_STATED GOAL:_
In your copy, repeat the records exactly and leave out the pictures.

━━━━━ MATERIAL PROVIDED

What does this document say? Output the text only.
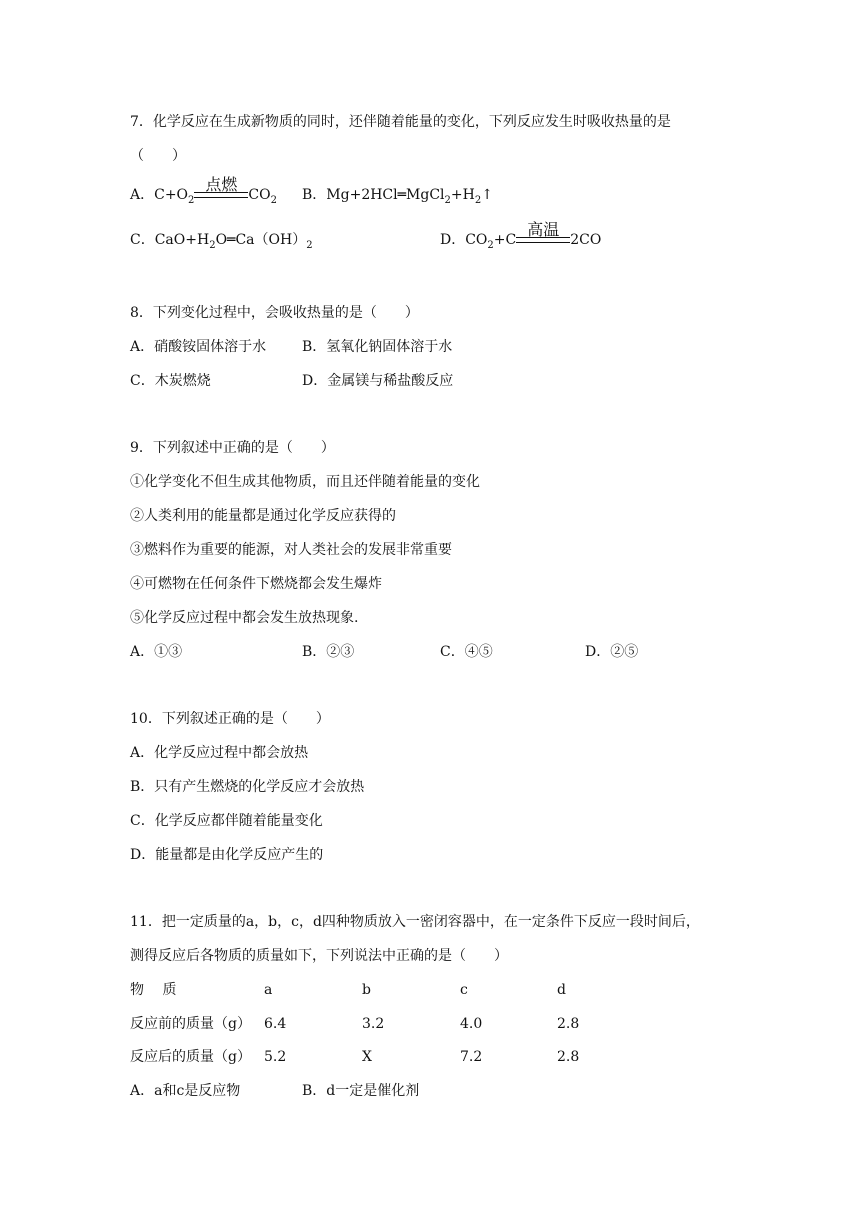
7．化学反应在生成新物质的同时，还伴随着能量的变化，下列反应发生时吸收热量的是
（　　）
A．$C+O_2$
点燃
$CO_2$ B．$Mg+2HCl═MgCl_2+H_2↑$
C．$CaO+H_2O═Ca(OH)_2$	D．$CO_2+C$
高温
2CO
8．下列变化过程中，会吸收热量的是（　　）
A．硝酸铵固体溶于水	B．氢氧化钠固体溶于水
C．木炭燃烧	D．金属镁与稀盐酸反应
9．下列叙述中正确的是（　　）
①化学变化不但生成其他物质，而且还伴随着能量的变化
②人类利用的能量都是通过化学反应获得的
③燃料作为重要的能源，对人类社会的发展非常重要
④可燃物在任何条件下燃烧都会发生爆炸
⑤化学反应过程中都会发生放热现象.
A．①③	B．②③	C．④⑤	D．②⑤
10．下列叙述正确的是（　　）
A．化学反应过程中都会放热
B．只有产生燃烧的化学反应才会放热
C．化学反应都伴随着能量变化
D．能量都是由化学反应产生的
11．把一定质量的a，b，c，d四种物质放入一密闭容器中，在一定条件下反应一段时间后，
测得反应后各物质的质量如下，下列说法中正确的是（　　）
物　 质	a	b	c	d
反应前的质量（g） 6.4	3.2	4.0	2.8
反应后的质量（g） 5.2	X	7.2	2.8
A．a和c是反应物	B．d一定是催化剂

━━━━━━━━━━

_RESULT FOR THIS TASK:_
What does this document say? Output the text only.
7．化学反应在生成新物质的同时，还伴随着能量的变化，下列反应发生时吸收热量的是
（　　）
A．$C+O_2$
点燃
$CO_2$ B．$Mg+2HCl═MgCl_2+H_2↑$
C．$CaO+H_2O═Ca(OH)_2$	D．$CO_2+C$
高温
2CO
8．下列变化过程中，会吸收热量的是（　　）
A．硝酸铵固体溶于水	B．氢氧化钠固体溶于水
C．木炭燃烧	D．金属镁与稀盐酸反应
9．下列叙述中正确的是（　　）
①化学变化不但生成其他物质，而且还伴随着能量的变化
②人类利用的能量都是通过化学反应获得的
③燃料作为重要的能源，对人类社会的发展非常重要
④可燃物在任何条件下燃烧都会发生爆炸
⑤化学反应过程中都会发生放热现象.
A．①③	B．②③	C．④⑤	D．②⑤
10．下列叙述正确的是（　　）
A．化学反应过程中都会放热
B．只有产生燃烧的化学反应才会放热
C．化学反应都伴随着能量变化
D．能量都是由化学反应产生的
11．把一定质量的a，b，c，d四种物质放入一密闭容器中，在一定条件下反应一段时间后，
测得反应后各物质的质量如下，下列说法中正确的是（　　）
物　 质	a	b	c	d
反应前的质量（g） 6.4	3.2	4.0	2.8
反应后的质量（g） 5.2	X	7.2	2.8
A．a和c是反应物	B．d一定是催化剂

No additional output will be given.